▶ [Directions for this task] Drop every picture, then transcribe the remaining data exactly.

▶ [Listed entries]
○ ○ ○ ○ ○ ○ ○

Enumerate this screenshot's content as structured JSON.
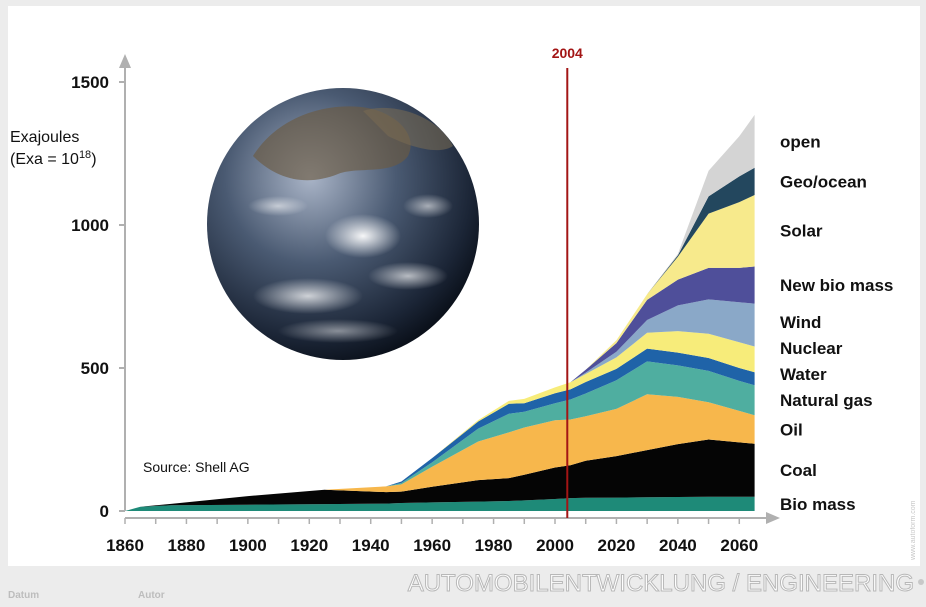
{
  "chart_data": {
    "type": "area",
    "stacked": true,
    "y_unit_line1": "Exajoules",
    "y_unit_line2_prefix": "(Exa = 10",
    "y_unit_line2_sup": "18",
    "y_unit_line2_suffix": ")",
    "ylim": [
      0,
      1500
    ],
    "xlim": [
      1860,
      2070
    ],
    "y_ticks": [
      0,
      500,
      1000,
      1500
    ],
    "x_ticks": [
      1860,
      1880,
      1900,
      1920,
      1940,
      1960,
      1980,
      2000,
      2020,
      2040,
      2060
    ],
    "grid": false,
    "legend_placement": "right",
    "x": [
      1860,
      1865,
      1875,
      1900,
      1925,
      1945,
      1950,
      1960,
      1975,
      1985,
      1990,
      2000,
      2005,
      2010,
      2020,
      2030,
      2040,
      2050,
      2060,
      2065
    ],
    "series": [
      {
        "name": "Bio mass",
        "color": "#1e8a78",
        "values": [
          0,
          15,
          20,
          22,
          24,
          26,
          28,
          30,
          33,
          35,
          37,
          42,
          45,
          46,
          47,
          48,
          49,
          50,
          50,
          50
        ]
      },
      {
        "name": "Coal",
        "color": "#050505",
        "values": [
          0,
          0,
          5,
          30,
          50,
          40,
          40,
          55,
          75,
          80,
          90,
          110,
          115,
          130,
          145,
          165,
          185,
          200,
          190,
          185
        ]
      },
      {
        "name": "Oil",
        "color": "#f7b74c",
        "values": [
          0,
          0,
          0,
          0,
          0,
          20,
          25,
          70,
          135,
          160,
          165,
          165,
          160,
          155,
          165,
          195,
          165,
          130,
          110,
          100
        ]
      },
      {
        "name": "Natural gas",
        "color": "#4faea0",
        "values": [
          0,
          0,
          0,
          0,
          0,
          0,
          5,
          15,
          45,
          65,
          55,
          60,
          70,
          80,
          100,
          115,
          110,
          110,
          105,
          105
        ]
      },
      {
        "name": "Water",
        "color": "#1f63a8",
        "values": [
          0,
          0,
          0,
          0,
          0,
          0,
          5,
          15,
          25,
          35,
          30,
          35,
          35,
          40,
          40,
          45,
          45,
          45,
          45,
          45
        ]
      },
      {
        "name": "Nuclear",
        "color": "#f7ec7a",
        "values": [
          0,
          0,
          0,
          0,
          0,
          0,
          0,
          0,
          5,
          10,
          15,
          20,
          25,
          28,
          40,
          55,
          75,
          85,
          90,
          90
        ]
      },
      {
        "name": "Wind",
        "color": "#8aa8c8",
        "values": [
          0,
          0,
          0,
          0,
          0,
          0,
          0,
          0,
          0,
          0,
          0,
          0,
          0,
          5,
          20,
          45,
          90,
          120,
          140,
          150
        ]
      },
      {
        "name": "New bio mass",
        "color": "#4f4f9a",
        "values": [
          0,
          0,
          0,
          0,
          0,
          0,
          0,
          0,
          0,
          0,
          0,
          0,
          0,
          10,
          30,
          70,
          90,
          110,
          120,
          130
        ]
      },
      {
        "name": "Solar",
        "color": "#f7ea8c",
        "values": [
          0,
          0,
          0,
          0,
          0,
          0,
          0,
          0,
          0,
          0,
          0,
          0,
          0,
          0,
          10,
          20,
          80,
          190,
          230,
          250
        ]
      },
      {
        "name": "Geo/ocean",
        "color": "#23475e",
        "values": [
          0,
          0,
          0,
          0,
          0,
          0,
          0,
          0,
          0,
          0,
          0,
          0,
          0,
          0,
          0,
          0,
          5,
          60,
          90,
          95
        ]
      },
      {
        "name": "open",
        "color": "#d4d4d4",
        "values": [
          0,
          0,
          0,
          0,
          0,
          0,
          0,
          0,
          0,
          0,
          0,
          0,
          0,
          0,
          0,
          0,
          5,
          90,
          140,
          185
        ]
      }
    ],
    "marker_year": 2004,
    "marker_label": "2004",
    "marker_color": "#a31515",
    "annotation": "Source: Shell AG"
  },
  "footer": {
    "date_label": "Datum",
    "author_label": "Autor",
    "title": "AUTOMOBILENTWICKLUNG / ENGINEERING",
    "side_mark": "www.autoform.com"
  }
}
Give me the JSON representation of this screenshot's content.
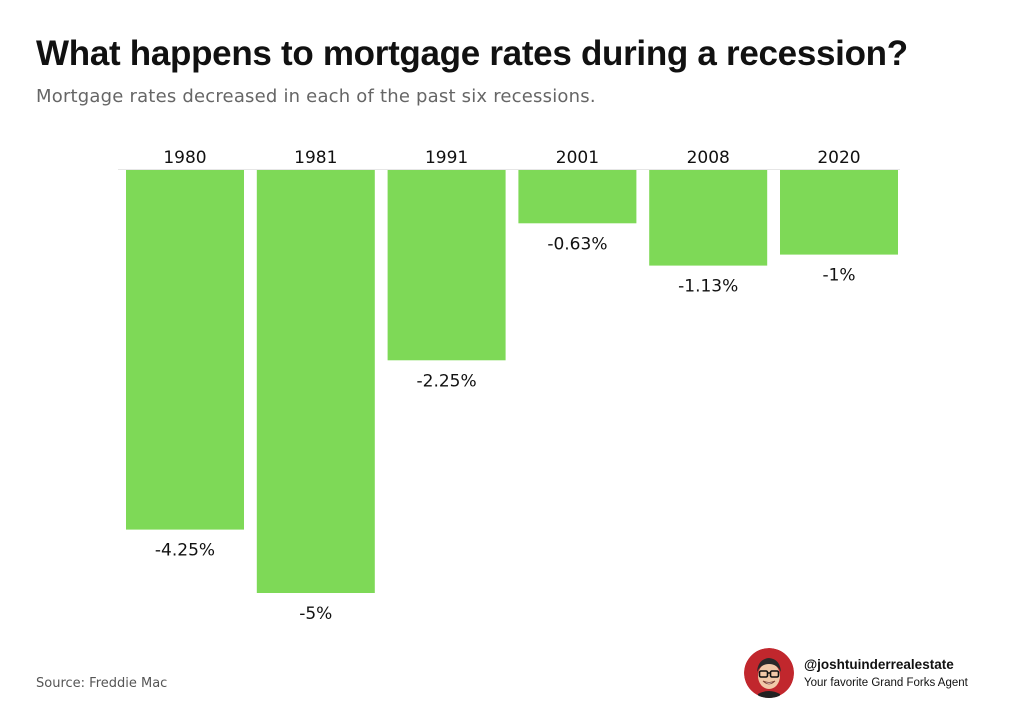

○ ○ ○ ○ ○ ○ ○

▶ [Written answer]
Enumerate this screenshot's content as structured JSON.
{
  "chart_data": {
    "type": "area",
    "stacked": true,
    "y_unit_line1": "Exajoules",
    "y_unit_line2_prefix": "(Exa = 10",
    "y_unit_line2_sup": "18",
    "y_unit_line2_suffix": ")",
    "ylim": [
      0,
      1500
    ],
    "xlim": [
      1860,
      2070
    ],
    "y_ticks": [
      0,
      500,
      1000,
      1500
    ],
    "x_ticks": [
      1860,
      1880,
      1900,
      1920,
      1940,
      1960,
      1980,
      2000,
      2020,
      2040,
      2060
    ],
    "grid": false,
    "legend_placement": "right",
    "x": [
      1860,
      1865,
      1875,
      1900,
      1925,
      1945,
      1950,
      1960,
      1975,
      1985,
      1990,
      2000,
      2005,
      2010,
      2020,
      2030,
      2040,
      2050,
      2060,
      2065
    ],
    "series": [
      {
        "name": "Bio mass",
        "color": "#1e8a78",
        "values": [
          0,
          15,
          20,
          22,
          24,
          26,
          28,
          30,
          33,
          35,
          37,
          42,
          45,
          46,
          47,
          48,
          49,
          50,
          50,
          50
        ]
      },
      {
        "name": "Coal",
        "color": "#050505",
        "values": [
          0,
          0,
          5,
          30,
          50,
          40,
          40,
          55,
          75,
          80,
          90,
          110,
          115,
          130,
          145,
          165,
          185,
          200,
          190,
          185
        ]
      },
      {
        "name": "Oil",
        "color": "#f7b74c",
        "values": [
          0,
          0,
          0,
          0,
          0,
          20,
          25,
          70,
          135,
          160,
          165,
          165,
          160,
          155,
          165,
          195,
          165,
          130,
          110,
          100
        ]
      },
      {
        "name": "Natural gas",
        "color": "#4faea0",
        "values": [
          0,
          0,
          0,
          0,
          0,
          0,
          5,
          15,
          45,
          65,
          55,
          60,
          70,
          80,
          100,
          115,
          110,
          110,
          105,
          105
        ]
      },
      {
        "name": "Water",
        "color": "#1f63a8",
        "values": [
          0,
          0,
          0,
          0,
          0,
          0,
          5,
          15,
          25,
          35,
          30,
          35,
          35,
          40,
          40,
          45,
          45,
          45,
          45,
          45
        ]
      },
      {
        "name": "Nuclear",
        "color": "#f7ec7a",
        "values": [
          0,
          0,
          0,
          0,
          0,
          0,
          0,
          0,
          5,
          10,
          15,
          20,
          25,
          28,
          40,
          55,
          75,
          85,
          90,
          90
        ]
      },
      {
        "name": "Wind",
        "color": "#8aa8c8",
        "values": [
          0,
          0,
          0,
          0,
          0,
          0,
          0,
          0,
          0,
          0,
          0,
          0,
          0,
          5,
          20,
          45,
          90,
          120,
          140,
          150
        ]
      },
      {
        "name": "New bio mass",
        "color": "#4f4f9a",
        "values": [
          0,
          0,
          0,
          0,
          0,
          0,
          0,
          0,
          0,
          0,
          0,
          0,
          0,
          10,
          30,
          70,
          90,
          110,
          120,
          130
        ]
      },
      {
        "name": "Solar",
        "color": "#f7ea8c",
        "values": [
          0,
          0,
          0,
          0,
          0,
          0,
          0,
          0,
          0,
          0,
          0,
          0,
          0,
          0,
          10,
          20,
          80,
          190,
          230,
          250
        ]
      },
      {
        "name": "Geo/ocean",
        "color": "#23475e",
        "values": [
          0,
          0,
          0,
          0,
          0,
          0,
          0,
          0,
          0,
          0,
          0,
          0,
          0,
          0,
          0,
          0,
          5,
          60,
          90,
          95
        ]
      },
      {
        "name": "open",
        "color": "#d4d4d4",
        "values": [
          0,
          0,
          0,
          0,
          0,
          0,
          0,
          0,
          0,
          0,
          0,
          0,
          0,
          0,
          0,
          0,
          5,
          90,
          140,
          185
        ]
      }
    ],
    "marker_year": 2004,
    "marker_label": "2004",
    "marker_color": "#a31515",
    "annotation": "Source: Shell AG"
  },
  "footer": {
    "date_label": "Datum",
    "author_label": "Autor",
    "title": "AUTOMOBILENTWICKLUNG / ENGINEERING",
    "side_mark": "www.autoform.com"
  }
}
Give me the JSON representation of this screenshot's content.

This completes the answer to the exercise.